### DATA FOR PROCESSING
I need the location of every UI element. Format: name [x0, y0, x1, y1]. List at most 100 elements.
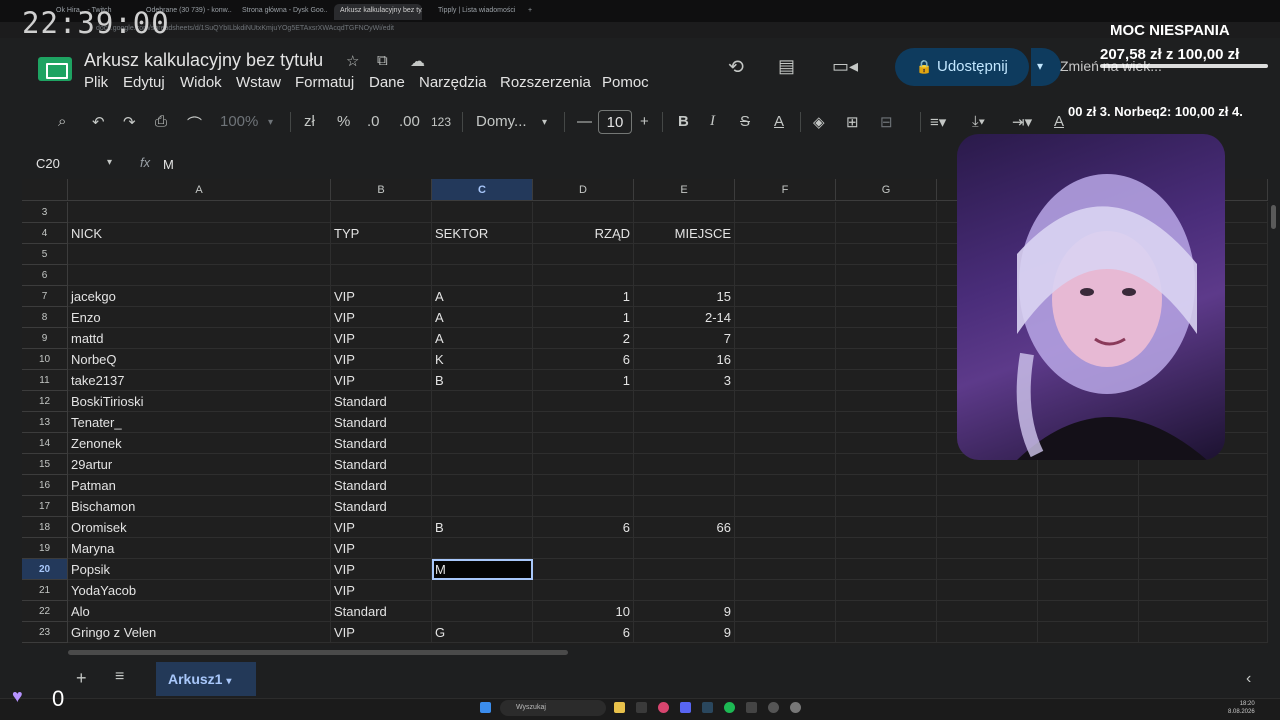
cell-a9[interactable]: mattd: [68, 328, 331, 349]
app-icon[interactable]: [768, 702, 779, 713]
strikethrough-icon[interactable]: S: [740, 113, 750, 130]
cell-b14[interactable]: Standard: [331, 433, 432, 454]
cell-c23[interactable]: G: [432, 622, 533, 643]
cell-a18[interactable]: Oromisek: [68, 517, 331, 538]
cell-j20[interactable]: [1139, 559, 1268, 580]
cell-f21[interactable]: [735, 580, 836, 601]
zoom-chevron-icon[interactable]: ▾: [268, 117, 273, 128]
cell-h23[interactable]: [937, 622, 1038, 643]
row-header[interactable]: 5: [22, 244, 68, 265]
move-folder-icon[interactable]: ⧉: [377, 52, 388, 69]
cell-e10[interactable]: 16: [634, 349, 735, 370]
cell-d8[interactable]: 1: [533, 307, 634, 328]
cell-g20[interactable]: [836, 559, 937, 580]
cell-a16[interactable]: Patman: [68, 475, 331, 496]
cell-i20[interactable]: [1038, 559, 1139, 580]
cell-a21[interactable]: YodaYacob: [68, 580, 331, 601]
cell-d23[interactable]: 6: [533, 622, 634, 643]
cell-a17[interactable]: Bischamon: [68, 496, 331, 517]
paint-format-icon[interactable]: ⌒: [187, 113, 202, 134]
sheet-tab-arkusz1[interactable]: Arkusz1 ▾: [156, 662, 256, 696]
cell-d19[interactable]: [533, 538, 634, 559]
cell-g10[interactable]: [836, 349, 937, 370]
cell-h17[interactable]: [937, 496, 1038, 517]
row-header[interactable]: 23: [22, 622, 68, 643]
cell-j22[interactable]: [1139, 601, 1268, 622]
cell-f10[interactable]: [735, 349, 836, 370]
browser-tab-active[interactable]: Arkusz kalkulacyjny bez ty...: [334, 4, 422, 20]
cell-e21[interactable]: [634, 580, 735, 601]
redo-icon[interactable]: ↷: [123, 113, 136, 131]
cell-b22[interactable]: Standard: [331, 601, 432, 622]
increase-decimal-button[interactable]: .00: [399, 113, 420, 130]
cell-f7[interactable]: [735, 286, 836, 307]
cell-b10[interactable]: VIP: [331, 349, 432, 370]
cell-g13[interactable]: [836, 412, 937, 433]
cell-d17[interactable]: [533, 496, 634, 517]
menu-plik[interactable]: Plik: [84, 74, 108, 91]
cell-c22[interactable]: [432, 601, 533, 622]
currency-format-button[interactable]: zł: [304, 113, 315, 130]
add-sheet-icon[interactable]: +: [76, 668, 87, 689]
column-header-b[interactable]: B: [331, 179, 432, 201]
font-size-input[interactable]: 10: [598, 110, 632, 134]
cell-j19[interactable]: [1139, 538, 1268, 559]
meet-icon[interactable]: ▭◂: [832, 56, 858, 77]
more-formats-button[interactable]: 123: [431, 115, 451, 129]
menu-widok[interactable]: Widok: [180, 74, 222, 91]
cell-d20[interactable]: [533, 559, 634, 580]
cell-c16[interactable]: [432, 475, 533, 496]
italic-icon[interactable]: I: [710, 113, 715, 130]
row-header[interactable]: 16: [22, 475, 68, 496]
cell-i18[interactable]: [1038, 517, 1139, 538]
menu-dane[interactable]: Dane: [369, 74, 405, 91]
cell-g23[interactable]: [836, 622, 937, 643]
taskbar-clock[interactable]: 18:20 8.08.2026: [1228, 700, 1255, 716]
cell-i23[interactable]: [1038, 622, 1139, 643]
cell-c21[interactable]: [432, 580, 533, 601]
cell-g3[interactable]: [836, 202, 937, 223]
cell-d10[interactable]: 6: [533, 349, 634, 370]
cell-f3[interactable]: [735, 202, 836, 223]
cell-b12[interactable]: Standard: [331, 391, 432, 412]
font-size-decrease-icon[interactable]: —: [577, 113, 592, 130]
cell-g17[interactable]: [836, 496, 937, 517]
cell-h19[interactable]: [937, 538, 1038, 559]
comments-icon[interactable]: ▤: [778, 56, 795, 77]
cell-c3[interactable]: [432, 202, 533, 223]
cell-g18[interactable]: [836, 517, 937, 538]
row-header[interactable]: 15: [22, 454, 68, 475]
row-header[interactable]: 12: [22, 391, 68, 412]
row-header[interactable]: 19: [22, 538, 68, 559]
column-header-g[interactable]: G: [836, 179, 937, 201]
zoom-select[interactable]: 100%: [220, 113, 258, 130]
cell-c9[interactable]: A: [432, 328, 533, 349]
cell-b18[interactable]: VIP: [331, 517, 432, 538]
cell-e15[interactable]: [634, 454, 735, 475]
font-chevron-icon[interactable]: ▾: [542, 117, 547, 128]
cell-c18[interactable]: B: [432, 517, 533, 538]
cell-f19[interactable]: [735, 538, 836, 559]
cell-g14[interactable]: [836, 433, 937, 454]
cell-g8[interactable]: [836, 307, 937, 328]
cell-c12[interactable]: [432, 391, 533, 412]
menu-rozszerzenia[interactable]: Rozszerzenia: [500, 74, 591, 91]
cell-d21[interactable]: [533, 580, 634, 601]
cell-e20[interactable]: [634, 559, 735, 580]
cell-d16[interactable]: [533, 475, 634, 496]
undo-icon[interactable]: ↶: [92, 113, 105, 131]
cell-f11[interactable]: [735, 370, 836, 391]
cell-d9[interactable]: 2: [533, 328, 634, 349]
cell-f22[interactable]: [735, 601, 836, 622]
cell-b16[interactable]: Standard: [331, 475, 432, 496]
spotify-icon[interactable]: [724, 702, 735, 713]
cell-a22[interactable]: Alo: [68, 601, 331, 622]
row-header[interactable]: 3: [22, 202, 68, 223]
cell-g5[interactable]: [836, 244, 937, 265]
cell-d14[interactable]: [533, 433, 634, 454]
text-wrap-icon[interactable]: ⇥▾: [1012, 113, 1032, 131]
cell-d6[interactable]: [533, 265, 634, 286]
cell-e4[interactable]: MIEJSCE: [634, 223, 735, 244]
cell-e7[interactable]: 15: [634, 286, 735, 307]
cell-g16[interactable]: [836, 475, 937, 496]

...

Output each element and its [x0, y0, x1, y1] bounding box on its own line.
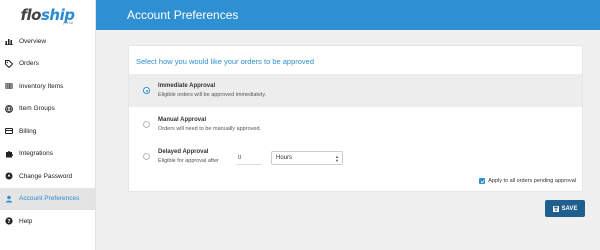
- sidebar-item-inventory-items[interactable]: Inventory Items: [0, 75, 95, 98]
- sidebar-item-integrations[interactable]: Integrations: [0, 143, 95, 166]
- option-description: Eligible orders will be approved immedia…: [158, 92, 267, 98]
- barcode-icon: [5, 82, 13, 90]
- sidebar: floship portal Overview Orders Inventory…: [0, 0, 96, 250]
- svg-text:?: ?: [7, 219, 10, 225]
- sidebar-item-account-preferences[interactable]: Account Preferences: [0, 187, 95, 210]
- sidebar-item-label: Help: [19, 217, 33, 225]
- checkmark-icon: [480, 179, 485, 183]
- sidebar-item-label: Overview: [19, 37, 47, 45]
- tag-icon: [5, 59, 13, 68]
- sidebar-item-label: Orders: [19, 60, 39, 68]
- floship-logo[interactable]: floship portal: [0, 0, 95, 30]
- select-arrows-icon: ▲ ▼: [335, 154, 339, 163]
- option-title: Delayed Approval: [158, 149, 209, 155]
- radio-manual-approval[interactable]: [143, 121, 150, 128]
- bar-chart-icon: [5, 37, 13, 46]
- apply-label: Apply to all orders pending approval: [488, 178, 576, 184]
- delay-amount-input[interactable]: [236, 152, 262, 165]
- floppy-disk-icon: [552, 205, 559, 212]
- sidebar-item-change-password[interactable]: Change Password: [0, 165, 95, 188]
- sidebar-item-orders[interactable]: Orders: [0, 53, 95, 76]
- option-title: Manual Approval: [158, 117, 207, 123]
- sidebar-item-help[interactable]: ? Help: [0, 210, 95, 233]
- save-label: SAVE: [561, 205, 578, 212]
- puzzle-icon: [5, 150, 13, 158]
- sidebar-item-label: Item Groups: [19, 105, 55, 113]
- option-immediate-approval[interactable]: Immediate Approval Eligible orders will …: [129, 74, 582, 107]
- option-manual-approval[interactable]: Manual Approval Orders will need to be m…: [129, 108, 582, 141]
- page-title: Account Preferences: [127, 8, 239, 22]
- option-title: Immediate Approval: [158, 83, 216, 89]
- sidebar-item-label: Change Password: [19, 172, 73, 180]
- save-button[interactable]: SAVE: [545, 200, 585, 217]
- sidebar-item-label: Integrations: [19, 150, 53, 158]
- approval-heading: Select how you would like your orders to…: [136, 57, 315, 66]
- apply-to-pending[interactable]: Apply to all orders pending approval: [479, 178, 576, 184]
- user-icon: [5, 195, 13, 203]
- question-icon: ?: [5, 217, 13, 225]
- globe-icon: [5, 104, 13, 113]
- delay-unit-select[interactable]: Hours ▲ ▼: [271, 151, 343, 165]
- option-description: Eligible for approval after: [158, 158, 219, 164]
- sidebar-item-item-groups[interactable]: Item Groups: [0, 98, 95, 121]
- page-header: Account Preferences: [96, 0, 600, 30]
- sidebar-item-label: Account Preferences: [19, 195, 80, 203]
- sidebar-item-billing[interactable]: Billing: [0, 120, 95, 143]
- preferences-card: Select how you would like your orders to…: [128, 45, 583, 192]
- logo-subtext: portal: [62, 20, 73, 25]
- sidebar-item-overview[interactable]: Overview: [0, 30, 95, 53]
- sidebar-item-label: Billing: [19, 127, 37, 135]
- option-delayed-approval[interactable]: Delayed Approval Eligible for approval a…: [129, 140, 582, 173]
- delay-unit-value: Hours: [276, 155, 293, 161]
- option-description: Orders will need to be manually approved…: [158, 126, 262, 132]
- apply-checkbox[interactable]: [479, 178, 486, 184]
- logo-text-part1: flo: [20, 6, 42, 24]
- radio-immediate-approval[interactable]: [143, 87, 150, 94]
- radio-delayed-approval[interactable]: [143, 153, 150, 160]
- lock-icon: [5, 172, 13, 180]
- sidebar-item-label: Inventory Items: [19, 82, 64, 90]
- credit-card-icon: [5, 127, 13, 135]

### TASK BRIEF
Copy out the lines from the one containing "- sidebar-item-inventory-items[interactable]: Inventory" through the one containing "- approval-heading: Select", both included, with each line reproduced word for word.

### ANSWER IN FULL
- sidebar-item-inventory-items[interactable]: Inventory Items: [0, 75, 95, 98]
- sidebar-item-integrations[interactable]: Integrations: [0, 143, 95, 166]
- option-description: Eligible orders will be approved immedia…: [158, 92, 267, 98]
- barcode-icon: [5, 82, 13, 90]
- sidebar: floship portal Overview Orders Inventory…: [0, 0, 96, 250]
- svg-text:?: ?: [7, 219, 10, 225]
- sidebar-item-account-preferences[interactable]: Account Preferences: [0, 187, 95, 210]
- sidebar-item-label: Help: [19, 217, 33, 225]
- checkmark-icon: [480, 179, 485, 183]
- sidebar-item-label: Overview: [19, 37, 47, 45]
- tag-icon: [5, 59, 13, 68]
- sidebar-item-label: Orders: [19, 60, 39, 68]
- floship-logo[interactable]: floship portal: [0, 0, 95, 30]
- select-arrows-icon: ▲ ▼: [335, 154, 339, 163]
- option-title: Delayed Approval: [158, 149, 209, 155]
- radio-manual-approval[interactable]: [143, 121, 150, 128]
- bar-chart-icon: [5, 37, 13, 46]
- apply-label: Apply to all orders pending approval: [488, 178, 576, 184]
- delay-amount-input[interactable]: [236, 152, 262, 165]
- floppy-disk-icon: [552, 205, 559, 212]
- sidebar-item-change-password[interactable]: Change Password: [0, 165, 95, 188]
- sidebar-item-orders[interactable]: Orders: [0, 53, 95, 76]
- option-title: Manual Approval: [158, 117, 207, 123]
- sidebar-item-help[interactable]: ? Help: [0, 210, 95, 233]
- save-label: SAVE: [561, 205, 578, 212]
- puzzle-icon: [5, 150, 13, 158]
- sidebar-item-label: Item Groups: [19, 105, 55, 113]
- option-immediate-approval[interactable]: Immediate Approval Eligible orders will …: [129, 74, 582, 107]
- option-manual-approval[interactable]: Manual Approval Orders will need to be m…: [129, 108, 582, 141]
- page-title: Account Preferences: [127, 8, 239, 22]
- option-title: Immediate Approval: [158, 83, 216, 89]
- sidebar-item-label: Change Password: [19, 172, 73, 180]
- save-button[interactable]: SAVE: [545, 200, 585, 217]
- sidebar-item-label: Integrations: [19, 150, 53, 158]
- approval-heading: Select how you would like your orders to…: [136, 57, 315, 66]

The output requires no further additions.